DATASET ENTRIES »
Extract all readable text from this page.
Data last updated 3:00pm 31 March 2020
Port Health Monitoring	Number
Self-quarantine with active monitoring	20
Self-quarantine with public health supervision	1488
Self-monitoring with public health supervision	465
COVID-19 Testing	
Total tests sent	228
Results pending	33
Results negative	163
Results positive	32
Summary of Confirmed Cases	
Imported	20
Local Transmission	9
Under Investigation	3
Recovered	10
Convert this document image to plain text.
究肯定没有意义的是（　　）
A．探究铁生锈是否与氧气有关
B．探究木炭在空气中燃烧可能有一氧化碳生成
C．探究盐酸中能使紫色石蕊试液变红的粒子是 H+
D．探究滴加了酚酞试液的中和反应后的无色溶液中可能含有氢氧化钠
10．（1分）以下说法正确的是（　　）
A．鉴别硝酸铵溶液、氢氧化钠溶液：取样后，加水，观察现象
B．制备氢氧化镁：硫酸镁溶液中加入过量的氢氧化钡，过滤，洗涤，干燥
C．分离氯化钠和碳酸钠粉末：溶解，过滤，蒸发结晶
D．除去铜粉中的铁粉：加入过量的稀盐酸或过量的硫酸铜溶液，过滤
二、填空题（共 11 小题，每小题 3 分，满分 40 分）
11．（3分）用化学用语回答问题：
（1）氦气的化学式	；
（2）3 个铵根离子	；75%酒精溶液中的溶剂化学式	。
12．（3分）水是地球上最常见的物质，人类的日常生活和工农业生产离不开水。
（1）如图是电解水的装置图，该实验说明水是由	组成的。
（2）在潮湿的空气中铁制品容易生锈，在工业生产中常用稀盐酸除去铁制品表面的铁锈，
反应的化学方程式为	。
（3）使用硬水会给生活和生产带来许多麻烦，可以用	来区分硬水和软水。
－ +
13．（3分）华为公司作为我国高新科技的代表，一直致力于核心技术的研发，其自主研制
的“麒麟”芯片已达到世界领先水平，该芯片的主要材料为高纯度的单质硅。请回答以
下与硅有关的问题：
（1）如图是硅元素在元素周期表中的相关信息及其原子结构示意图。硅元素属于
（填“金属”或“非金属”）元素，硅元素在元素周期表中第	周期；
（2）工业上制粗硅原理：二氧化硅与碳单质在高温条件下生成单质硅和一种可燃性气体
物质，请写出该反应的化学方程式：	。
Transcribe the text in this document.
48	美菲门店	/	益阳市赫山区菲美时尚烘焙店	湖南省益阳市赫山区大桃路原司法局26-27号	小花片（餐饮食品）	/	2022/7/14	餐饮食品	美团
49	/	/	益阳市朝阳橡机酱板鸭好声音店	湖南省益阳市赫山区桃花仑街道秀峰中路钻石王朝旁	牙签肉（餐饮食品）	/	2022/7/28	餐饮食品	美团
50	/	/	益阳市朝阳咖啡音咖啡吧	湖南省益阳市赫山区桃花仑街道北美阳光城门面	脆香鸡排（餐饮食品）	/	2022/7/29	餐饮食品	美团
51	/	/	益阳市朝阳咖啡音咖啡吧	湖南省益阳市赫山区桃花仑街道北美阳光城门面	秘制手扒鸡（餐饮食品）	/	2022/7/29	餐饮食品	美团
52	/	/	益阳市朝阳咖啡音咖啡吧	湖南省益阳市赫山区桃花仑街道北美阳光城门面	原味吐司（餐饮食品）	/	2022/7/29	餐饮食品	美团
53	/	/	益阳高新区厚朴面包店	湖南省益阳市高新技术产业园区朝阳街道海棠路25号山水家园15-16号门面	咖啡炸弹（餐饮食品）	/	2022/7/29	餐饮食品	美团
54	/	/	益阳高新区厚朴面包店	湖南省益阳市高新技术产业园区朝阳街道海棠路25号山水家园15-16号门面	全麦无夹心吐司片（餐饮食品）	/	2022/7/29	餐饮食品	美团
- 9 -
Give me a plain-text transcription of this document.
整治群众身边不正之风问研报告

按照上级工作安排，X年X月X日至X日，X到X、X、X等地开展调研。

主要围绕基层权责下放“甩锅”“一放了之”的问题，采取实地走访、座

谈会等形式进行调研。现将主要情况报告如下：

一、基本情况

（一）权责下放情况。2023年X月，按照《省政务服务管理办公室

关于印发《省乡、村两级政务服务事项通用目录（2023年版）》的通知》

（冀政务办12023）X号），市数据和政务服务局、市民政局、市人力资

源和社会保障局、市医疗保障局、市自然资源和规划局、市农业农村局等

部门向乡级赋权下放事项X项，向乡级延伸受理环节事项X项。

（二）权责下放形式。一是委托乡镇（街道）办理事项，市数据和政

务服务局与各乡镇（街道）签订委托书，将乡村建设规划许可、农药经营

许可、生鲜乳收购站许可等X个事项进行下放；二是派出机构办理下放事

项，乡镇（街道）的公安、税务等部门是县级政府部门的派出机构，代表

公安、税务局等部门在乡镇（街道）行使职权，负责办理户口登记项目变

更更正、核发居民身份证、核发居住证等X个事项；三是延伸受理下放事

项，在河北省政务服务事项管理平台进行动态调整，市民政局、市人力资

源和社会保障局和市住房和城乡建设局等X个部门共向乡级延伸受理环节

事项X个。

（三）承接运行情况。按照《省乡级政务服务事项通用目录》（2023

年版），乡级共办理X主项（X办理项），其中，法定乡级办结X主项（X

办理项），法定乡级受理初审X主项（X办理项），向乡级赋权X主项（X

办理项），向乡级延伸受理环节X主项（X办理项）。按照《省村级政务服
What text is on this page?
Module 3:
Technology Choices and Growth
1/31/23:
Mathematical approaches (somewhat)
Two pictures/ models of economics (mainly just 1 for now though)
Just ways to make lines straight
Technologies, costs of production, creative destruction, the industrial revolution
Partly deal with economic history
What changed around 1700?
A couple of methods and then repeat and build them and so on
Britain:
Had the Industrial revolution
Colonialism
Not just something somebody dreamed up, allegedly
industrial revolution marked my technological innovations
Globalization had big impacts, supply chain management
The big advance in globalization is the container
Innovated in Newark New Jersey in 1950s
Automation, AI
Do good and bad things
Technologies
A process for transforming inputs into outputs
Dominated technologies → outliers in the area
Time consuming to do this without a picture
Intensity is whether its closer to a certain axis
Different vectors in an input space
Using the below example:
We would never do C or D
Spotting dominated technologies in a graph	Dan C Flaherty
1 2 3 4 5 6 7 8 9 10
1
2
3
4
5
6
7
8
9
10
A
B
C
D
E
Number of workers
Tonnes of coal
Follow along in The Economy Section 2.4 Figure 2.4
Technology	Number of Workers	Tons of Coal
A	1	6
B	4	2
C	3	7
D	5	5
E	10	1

PROBLEM TO WORK ON » Go through the material above and copy each line that has the word "X办理项".

SOLUTION TO THE PROBLEM »
年版），乡级共办理X主项（X办理项），其中，法定乡级办结X主项（X
办理项），法定乡级受理初审X主项（X办理项），向乡级赋权X主项（X
办理项），向乡级延伸受理环节X主项（X办理项）。按照《省村级政务服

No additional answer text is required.